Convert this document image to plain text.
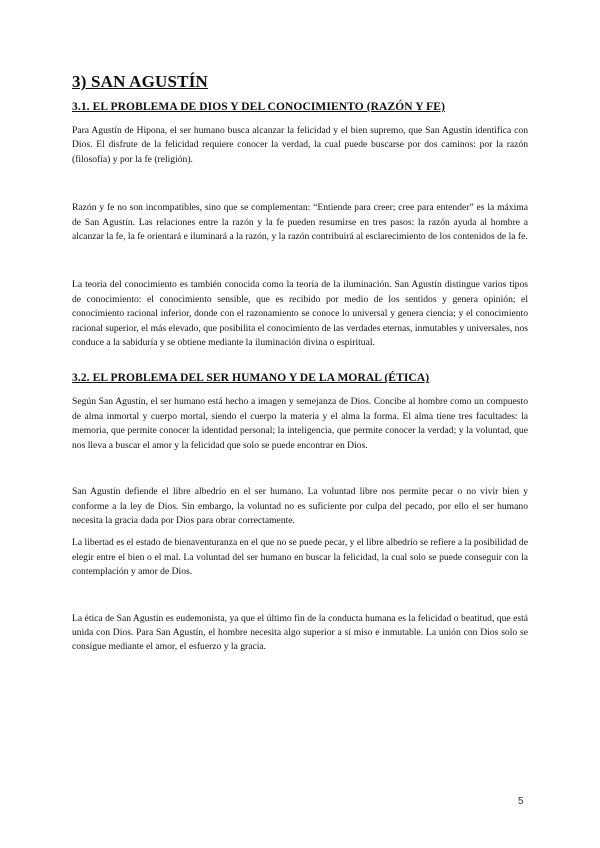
3) SAN AGUSTÍN
3.1. EL PROBLEMA DE DIOS Y DEL CONOCIMIENTO (RAZÓN Y FE)

Para Agustín de Hipona, el ser humano busca alcanzar la felicidad y el bien supremo, que San Agustín identifica con Dios. El disfrute de la felicidad requiere conocer la verdad, la cual puede buscarse por dos caminos: por la razón (filosofía) y por la fe (religión).

Razón y fe no son incompatibles, sino que se complementan: “Entiende para creer; cree para entender” es la máxima de San Agustín. Las relaciones entre la razón y la fe pueden resumirse en tres pasos: la razón ayuda al hombre a alcanzar la fe, la fe orientará e iluminará a la razón, y la razón contribuirá al esclarecimiento de los contenidos de la fe.

La teoría del conocimiento es también conocida como la teoría de la iluminación. San Agustín distingue varios tipos de conocimiento: el conocimiento sensible, que es recibido por medio de los sentidos y genera opinión; el conocimiento racional inferior, donde con el razonamiento se conoce lo universal y genera ciencia; y el conocimiento racional superior, el más elevado, que posibilita el conocimiento de las verdades eternas, inmutables y universales, nos conduce a la sabiduría y se obtiene mediante la iluminación divina o espiritual.

3.2. EL PROBLEMA DEL SER HUMANO Y DE LA MORAL (ÉTICA)

Según San Agustín, el ser humano está hecho a imagen y semejanza de Dios. Concibe al hombre como un compuesto de alma inmortal y cuerpo mortal, siendo el cuerpo la materia y el alma la forma. El alma tiene tres facultades: la memoria, que permite conocer la identidad personal; la inteligencia, que permite conocer la verdad; y la voluntad, que nos lleva a buscar el amor y la felicidad que solo se puede encontrar en Dios.

San Agustín defiende el libre albedrío en el ser humano. La voluntad libre nos permite pecar o no vivir bien y conforme a la ley de Dios. Sin embargo, la voluntad no es suficiente por culpa del pecado, por ello el ser humano necesita la gracia dada por Dios para obrar correctamente.

La libertad es el estado de bienaventuranza en el que no se puede pecar, y el libre albedrío se refiere a la posibilidad de elegir entre el bien o el mal. La voluntad del ser humano en buscar la felicidad, la cual solo se puede conseguir con la contemplación y amor de Dios.

La ética de San Agustín es eudemonista, ya que el último fin de la conducta humana es la felicidad o beatitud, que está unida con Dios. Para San Agustín, el hombre necesita algo superior a sí miso e inmutable. La unión con Dios solo se consigue mediante el amor, el esfuerzo y la gracia.

5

..........

THE TASK » Return the listing above unchanged, apart from dropping its pictures.

EXERCISE ANSWER »
Convert this document image to plain text.
3) SAN AGUSTÍN
3.1. EL PROBLEMA DE DIOS Y DEL CONOCIMIENTO (RAZÓN Y FE)

Para Agustín de Hipona, el ser humano busca alcanzar la felicidad y el bien supremo, que San Agustín identifica con Dios. El disfrute de la felicidad requiere conocer la verdad, la cual puede buscarse por dos caminos: por la razón (filosofía) y por la fe (religión).

Razón y fe no son incompatibles, sino que se complementan: “Entiende para creer; cree para entender” es la máxima de San Agustín. Las relaciones entre la razón y la fe pueden resumirse en tres pasos: la razón ayuda al hombre a alcanzar la fe, la fe orientará e iluminará a la razón, y la razón contribuirá al esclarecimiento de los contenidos de la fe.

La teoría del conocimiento es también conocida como la teoría de la iluminación. San Agustín distingue varios tipos de conocimiento: el conocimiento sensible, que es recibido por medio de los sentidos y genera opinión; el conocimiento racional inferior, donde con el razonamiento se conoce lo universal y genera ciencia; y el conocimiento racional superior, el más elevado, que posibilita el conocimiento de las verdades eternas, inmutables y universales, nos conduce a la sabiduría y se obtiene mediante la iluminación divina o espiritual.

3.2. EL PROBLEMA DEL SER HUMANO Y DE LA MORAL (ÉTICA)

Según San Agustín, el ser humano está hecho a imagen y semejanza de Dios. Concibe al hombre como un compuesto de alma inmortal y cuerpo mortal, siendo el cuerpo la materia y el alma la forma. El alma tiene tres facultades: la memoria, que permite conocer la identidad personal; la inteligencia, que permite conocer la verdad; y la voluntad, que nos lleva a buscar el amor y la felicidad que solo se puede encontrar en Dios.

San Agustín defiende el libre albedrío en el ser humano. La voluntad libre nos permite pecar o no vivir bien y conforme a la ley de Dios. Sin embargo, la voluntad no es suficiente por culpa del pecado, por ello el ser humano necesita la gracia dada por Dios para obrar correctamente.

La libertad es el estado de bienaventuranza en el que no se puede pecar, y el libre albedrío se refiere a la posibilidad de elegir entre el bien o el mal. La voluntad del ser humano en buscar la felicidad, la cual solo se puede conseguir con la contemplación y amor de Dios.

La ética de San Agustín es eudemonista, ya que el último fin de la conducta humana es la felicidad o beatitud, que está unida con Dios. Para San Agustín, el hombre necesita algo superior a sí miso e inmutable. La unión con Dios solo se consigue mediante el amor, el esfuerzo y la gracia.

5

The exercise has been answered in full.